Directions:
Please repeat all of the listing exactly.

Dataset records:
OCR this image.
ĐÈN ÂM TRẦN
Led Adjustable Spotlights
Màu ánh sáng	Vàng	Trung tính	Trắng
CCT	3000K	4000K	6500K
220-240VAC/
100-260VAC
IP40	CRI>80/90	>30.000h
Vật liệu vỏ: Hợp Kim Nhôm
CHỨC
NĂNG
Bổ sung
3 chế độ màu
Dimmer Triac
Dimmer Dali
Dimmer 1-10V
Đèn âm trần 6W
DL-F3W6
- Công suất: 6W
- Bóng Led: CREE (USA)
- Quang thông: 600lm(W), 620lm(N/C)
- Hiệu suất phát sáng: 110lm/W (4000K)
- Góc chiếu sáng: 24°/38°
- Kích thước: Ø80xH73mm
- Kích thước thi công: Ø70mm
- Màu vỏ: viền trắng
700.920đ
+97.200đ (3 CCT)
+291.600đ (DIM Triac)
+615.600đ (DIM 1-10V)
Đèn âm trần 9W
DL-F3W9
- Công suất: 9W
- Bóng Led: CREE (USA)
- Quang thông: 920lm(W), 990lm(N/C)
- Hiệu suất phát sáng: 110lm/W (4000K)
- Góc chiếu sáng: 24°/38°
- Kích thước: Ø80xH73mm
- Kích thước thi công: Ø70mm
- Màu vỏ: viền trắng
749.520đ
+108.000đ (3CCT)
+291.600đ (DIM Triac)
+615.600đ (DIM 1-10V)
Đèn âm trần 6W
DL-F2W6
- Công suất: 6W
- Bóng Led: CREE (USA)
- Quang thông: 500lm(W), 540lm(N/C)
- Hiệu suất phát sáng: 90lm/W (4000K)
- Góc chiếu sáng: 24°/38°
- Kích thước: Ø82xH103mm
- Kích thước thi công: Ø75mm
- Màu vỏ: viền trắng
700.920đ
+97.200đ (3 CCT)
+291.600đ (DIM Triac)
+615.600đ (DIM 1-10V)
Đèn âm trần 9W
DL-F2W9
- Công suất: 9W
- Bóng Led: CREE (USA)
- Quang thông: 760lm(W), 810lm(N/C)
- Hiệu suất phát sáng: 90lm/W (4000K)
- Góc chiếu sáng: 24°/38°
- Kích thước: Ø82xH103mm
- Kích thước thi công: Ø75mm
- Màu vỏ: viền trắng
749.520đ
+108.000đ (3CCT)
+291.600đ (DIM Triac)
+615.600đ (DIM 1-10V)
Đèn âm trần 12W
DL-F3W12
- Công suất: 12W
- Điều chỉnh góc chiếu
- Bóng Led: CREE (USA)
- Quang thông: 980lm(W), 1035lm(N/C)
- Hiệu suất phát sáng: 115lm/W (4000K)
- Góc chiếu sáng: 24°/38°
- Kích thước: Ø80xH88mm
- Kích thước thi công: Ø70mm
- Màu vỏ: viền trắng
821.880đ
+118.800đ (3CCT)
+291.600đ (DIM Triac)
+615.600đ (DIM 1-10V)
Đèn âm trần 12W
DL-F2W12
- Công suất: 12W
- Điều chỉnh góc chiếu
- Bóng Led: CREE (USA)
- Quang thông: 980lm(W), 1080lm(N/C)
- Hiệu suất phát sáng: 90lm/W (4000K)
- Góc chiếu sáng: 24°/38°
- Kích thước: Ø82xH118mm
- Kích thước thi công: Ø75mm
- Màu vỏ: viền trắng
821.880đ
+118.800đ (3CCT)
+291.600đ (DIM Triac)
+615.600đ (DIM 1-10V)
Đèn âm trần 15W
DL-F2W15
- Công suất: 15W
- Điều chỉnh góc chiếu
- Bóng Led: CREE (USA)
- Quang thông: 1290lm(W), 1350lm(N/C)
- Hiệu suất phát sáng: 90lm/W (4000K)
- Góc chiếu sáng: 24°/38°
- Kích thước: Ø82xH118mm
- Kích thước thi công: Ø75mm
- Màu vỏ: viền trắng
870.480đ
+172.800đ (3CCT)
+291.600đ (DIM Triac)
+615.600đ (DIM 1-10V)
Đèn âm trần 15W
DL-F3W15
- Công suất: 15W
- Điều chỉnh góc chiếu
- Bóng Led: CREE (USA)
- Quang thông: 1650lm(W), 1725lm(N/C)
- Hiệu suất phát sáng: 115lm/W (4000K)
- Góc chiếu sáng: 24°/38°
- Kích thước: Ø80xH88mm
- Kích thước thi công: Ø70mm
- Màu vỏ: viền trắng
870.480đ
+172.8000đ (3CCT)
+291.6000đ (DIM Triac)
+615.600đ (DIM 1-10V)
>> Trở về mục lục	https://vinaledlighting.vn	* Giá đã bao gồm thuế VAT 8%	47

Output for this exercise:
OCR this image.
ĐÈN ÂM TRẦN
Led Adjustable Spotlights
Màu ánh sáng	Vàng	Trung tính	Trắng
CCT	3000K	4000K	6500K
220-240VAC/
100-260VAC
IP40	CRI>80/90	>30.000h
Vật liệu vỏ: Hợp Kim Nhôm
CHỨC
NĂNG
Bổ sung
3 chế độ màu
Dimmer Triac
Dimmer Dali
Dimmer 1-10V
Đèn âm trần 6W
DL-F3W6
- Công suất: 6W
- Bóng Led: CREE (USA)
- Quang thông: 600lm(W), 620lm(N/C)
- Hiệu suất phát sáng: 110lm/W (4000K)
- Góc chiếu sáng: 24°/38°
- Kích thước: Ø80xH73mm
- Kích thước thi công: Ø70mm
- Màu vỏ: viền trắng
700.920đ
+97.200đ (3 CCT)
+291.600đ (DIM Triac)
+615.600đ (DIM 1-10V)
Đèn âm trần 9W
DL-F3W9
- Công suất: 9W
- Bóng Led: CREE (USA)
- Quang thông: 920lm(W), 990lm(N/C)
- Hiệu suất phát sáng: 110lm/W (4000K)
- Góc chiếu sáng: 24°/38°
- Kích thước: Ø80xH73mm
- Kích thước thi công: Ø70mm
- Màu vỏ: viền trắng
749.520đ
+108.000đ (3CCT)
+291.600đ (DIM Triac)
+615.600đ (DIM 1-10V)
Đèn âm trần 6W
DL-F2W6
- Công suất: 6W
- Bóng Led: CREE (USA)
- Quang thông: 500lm(W), 540lm(N/C)
- Hiệu suất phát sáng: 90lm/W (4000K)
- Góc chiếu sáng: 24°/38°
- Kích thước: Ø82xH103mm
- Kích thước thi công: Ø75mm
- Màu vỏ: viền trắng
700.920đ
+97.200đ (3 CCT)
+291.600đ (DIM Triac)
+615.600đ (DIM 1-10V)
Đèn âm trần 9W
DL-F2W9
- Công suất: 9W
- Bóng Led: CREE (USA)
- Quang thông: 760lm(W), 810lm(N/C)
- Hiệu suất phát sáng: 90lm/W (4000K)
- Góc chiếu sáng: 24°/38°
- Kích thước: Ø82xH103mm
- Kích thước thi công: Ø75mm
- Màu vỏ: viền trắng
749.520đ
+108.000đ (3CCT)
+291.600đ (DIM Triac)
+615.600đ (DIM 1-10V)
Đèn âm trần 12W
DL-F3W12
- Công suất: 12W
- Điều chỉnh góc chiếu
- Bóng Led: CREE (USA)
- Quang thông: 980lm(W), 1035lm(N/C)
- Hiệu suất phát sáng: 115lm/W (4000K)
- Góc chiếu sáng: 24°/38°
- Kích thước: Ø80xH88mm
- Kích thước thi công: Ø70mm
- Màu vỏ: viền trắng
821.880đ
+118.800đ (3CCT)
+291.600đ (DIM Triac)
+615.600đ (DIM 1-10V)
Đèn âm trần 12W
DL-F2W12
- Công suất: 12W
- Điều chỉnh góc chiếu
- Bóng Led: CREE (USA)
- Quang thông: 980lm(W), 1080lm(N/C)
- Hiệu suất phát sáng: 90lm/W (4000K)
- Góc chiếu sáng: 24°/38°
- Kích thước: Ø82xH118mm
- Kích thước thi công: Ø75mm
- Màu vỏ: viền trắng
821.880đ
+118.800đ (3CCT)
+291.600đ (DIM Triac)
+615.600đ (DIM 1-10V)
Đèn âm trần 15W
DL-F2W15
- Công suất: 15W
- Điều chỉnh góc chiếu
- Bóng Led: CREE (USA)
- Quang thông: 1290lm(W), 1350lm(N/C)
- Hiệu suất phát sáng: 90lm/W (4000K)
- Góc chiếu sáng: 24°/38°
- Kích thước: Ø82xH118mm
- Kích thước thi công: Ø75mm
- Màu vỏ: viền trắng
870.480đ
+172.800đ (3CCT)
+291.600đ (DIM Triac)
+615.600đ (DIM 1-10V)
Đèn âm trần 15W
DL-F3W15
- Công suất: 15W
- Điều chỉnh góc chiếu
- Bóng Led: CREE (USA)
- Quang thông: 1650lm(W), 1725lm(N/C)
- Hiệu suất phát sáng: 115lm/W (4000K)
- Góc chiếu sáng: 24°/38°
- Kích thước: Ø80xH88mm
- Kích thước thi công: Ø70mm
- Màu vỏ: viền trắng
870.480đ
+172.8000đ (3CCT)
+291.6000đ (DIM Triac)
+615.600đ (DIM 1-10V)
>> Trở về mục lục	https://vinaledlighting.vn	* Giá đã bao gồm thuế VAT 8%	47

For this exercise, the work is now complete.